Figure content listings:
[start]
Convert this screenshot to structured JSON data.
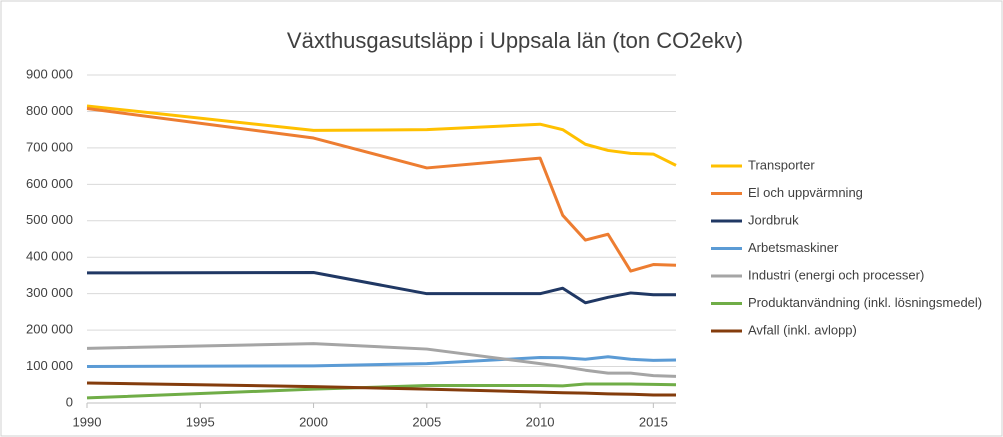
{
  "chart_data": {
    "type": "line",
    "title": "Växthusgasutsläpp i Uppsala län (ton CO2ekv)",
    "x": [
      1990,
      2000,
      2005,
      2010,
      2011,
      2012,
      2013,
      2014,
      2015,
      2016
    ],
    "xlim": [
      1990,
      2016
    ],
    "xticks": [
      1990,
      1995,
      2000,
      2005,
      2010,
      2015
    ],
    "ylim": [
      0,
      900000
    ],
    "yticks": [
      0,
      {
        "value": 100000,
        "label": "100 000"
      },
      {
        "value": 200000,
        "label": "200 000"
      },
      {
        "value": 300000,
        "label": "300 000"
      },
      {
        "value": 400000,
        "label": "400 000"
      },
      {
        "value": 500000,
        "label": "500 000"
      },
      {
        "value": 600000,
        "label": "600 000"
      },
      {
        "value": 700000,
        "label": "700 000"
      },
      {
        "value": 800000,
        "label": "800 000"
      },
      {
        "value": 900000,
        "label": "900 000"
      }
    ],
    "grid": true,
    "legend": "right",
    "series": [
      {
        "name": "Transporter",
        "color": "#FFC000",
        "values": [
          815000,
          748000,
          750000,
          765000,
          750000,
          710000,
          693000,
          685000,
          683000,
          652000
        ]
      },
      {
        "name": "El och uppvärmning",
        "color": "#ED7D31",
        "values": [
          808000,
          727000,
          645000,
          672000,
          515000,
          447000,
          463000,
          362000,
          380000,
          378000
        ]
      },
      {
        "name": "Jordbruk",
        "color": "#203864",
        "values": [
          357000,
          358000,
          300000,
          300000,
          315000,
          275000,
          290000,
          302000,
          297000,
          297000
        ]
      },
      {
        "name": "Arbetsmaskiner",
        "color": "#5B9BD5",
        "values": [
          100000,
          102000,
          108000,
          125000,
          124000,
          120000,
          127000,
          120000,
          117000,
          118000
        ]
      },
      {
        "name": "Industri (energi och processer)",
        "color": "#A5A5A5",
        "values": [
          150000,
          163000,
          148000,
          108000,
          100000,
          90000,
          82000,
          82000,
          75000,
          73000
        ]
      },
      {
        "name": "Produktanvändning (inkl. lösningsmedel)",
        "color": "#70AD47",
        "values": [
          14000,
          38000,
          48000,
          48000,
          47000,
          52000,
          52000,
          52000,
          51000,
          50000
        ]
      },
      {
        "name": "Avfall (inkl. avlopp)",
        "color": "#843C0C",
        "values": [
          55000,
          45000,
          38000,
          30000,
          28000,
          27000,
          25000,
          24000,
          22000,
          22000
        ]
      }
    ]
  }
}
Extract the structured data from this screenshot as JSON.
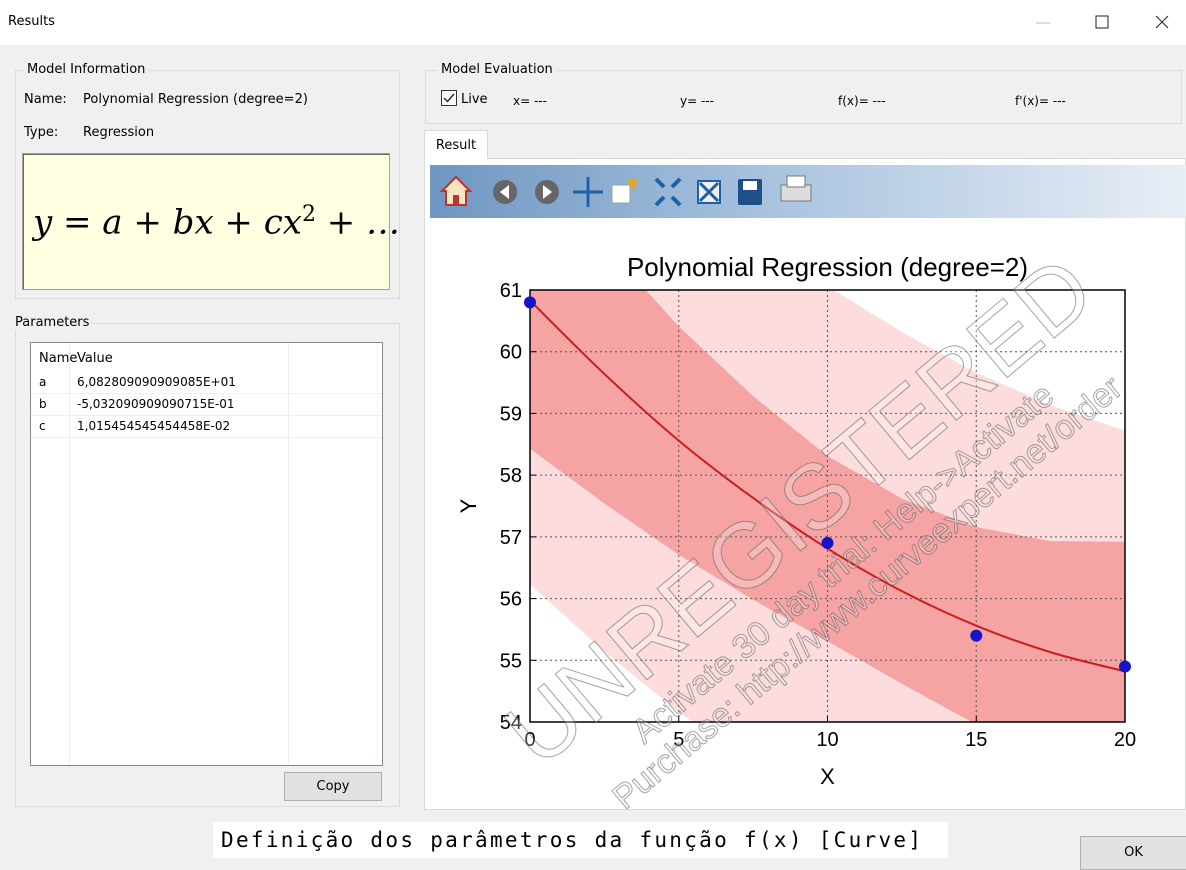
{
  "window": {
    "title": "Results",
    "ok_button": "OK"
  },
  "model_information": {
    "title": "Model Information",
    "name_label": "Name:",
    "name": "Polynomial Regression (degree=2)",
    "type_label": "Type:",
    "type": "Regression",
    "formula": {
      "base": "y = a + bx + cx",
      "exponent": "2",
      "tail": " + …"
    }
  },
  "parameters": {
    "title": "Parameters",
    "columns": [
      "Name",
      "Value"
    ],
    "rows": [
      [
        "a",
        "6,082809090909085E+01"
      ],
      [
        "b",
        "-5,032090909090715E-01"
      ],
      [
        "c",
        "1,015454545454458E-02"
      ]
    ],
    "copy_button": "Copy"
  },
  "model_evaluation": {
    "title": "Model Evaluation",
    "live": "Live",
    "fields": [
      "x= ---",
      "y= ---",
      "f(x)= ---",
      "f'(x)= ---"
    ]
  },
  "tab": "Result",
  "chart_data": {
    "type": "regression",
    "title": "Polynomial Regression (degree=2)",
    "x_label": "X",
    "y_label": "Y",
    "xlim": [
      0,
      20
    ],
    "ylim": [
      54,
      61
    ],
    "xticks": [
      0,
      5,
      10,
      15,
      20
    ],
    "yticks": [
      54,
      55,
      56,
      57,
      58,
      59,
      60,
      61
    ],
    "grid": true,
    "points": {
      "color": "#1414c8",
      "x": [
        0,
        10,
        15,
        20
      ],
      "values": [
        60.8,
        56.9,
        55.4,
        54.9
      ]
    },
    "fit": {
      "color": "#c81e1e",
      "x": [
        0,
        2.5,
        5,
        7.5,
        10,
        12.5,
        15,
        17.5,
        20
      ],
      "values": [
        60.83,
        59.64,
        58.56,
        57.63,
        56.81,
        56.12,
        55.56,
        55.13,
        54.82
      ]
    },
    "prediction_band": {
      "color": "#fcdcdc",
      "x": [
        0,
        2.5,
        5,
        7.5,
        10,
        12.5,
        15,
        17.5,
        20
      ],
      "upper": [
        65.43,
        64.14,
        62.96,
        61.93,
        61.06,
        60.32,
        59.66,
        59.13,
        58.72
      ],
      "lower": [
        56.23,
        55.14,
        54.16,
        53.33,
        52.56,
        51.92,
        51.46,
        51.13,
        50.92
      ]
    },
    "confidence_band": {
      "color": "#f5a3a3",
      "x": [
        0,
        2.5,
        5,
        7.5,
        10,
        12.5,
        15,
        17.5,
        20
      ],
      "upper": [
        63.23,
        61.74,
        60.41,
        59.28,
        58.31,
        57.62,
        57.16,
        56.93,
        56.92
      ],
      "lower": [
        58.43,
        57.54,
        56.71,
        55.98,
        55.31,
        54.62,
        53.96,
        53.33,
        52.72
      ]
    },
    "watermark": {
      "main": "UNREGISTERED",
      "line1": "Activate 30 day trial: Help->Activate",
      "line2": "Purchase: http://www.curveexpert.net/order"
    }
  },
  "caption": "Definição dos parâmetros da função f(x) [Curve]"
}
[end]
Exercise
Ascertain the number of lines in the entries that include the word "title", and report only that number.

Exercise output
6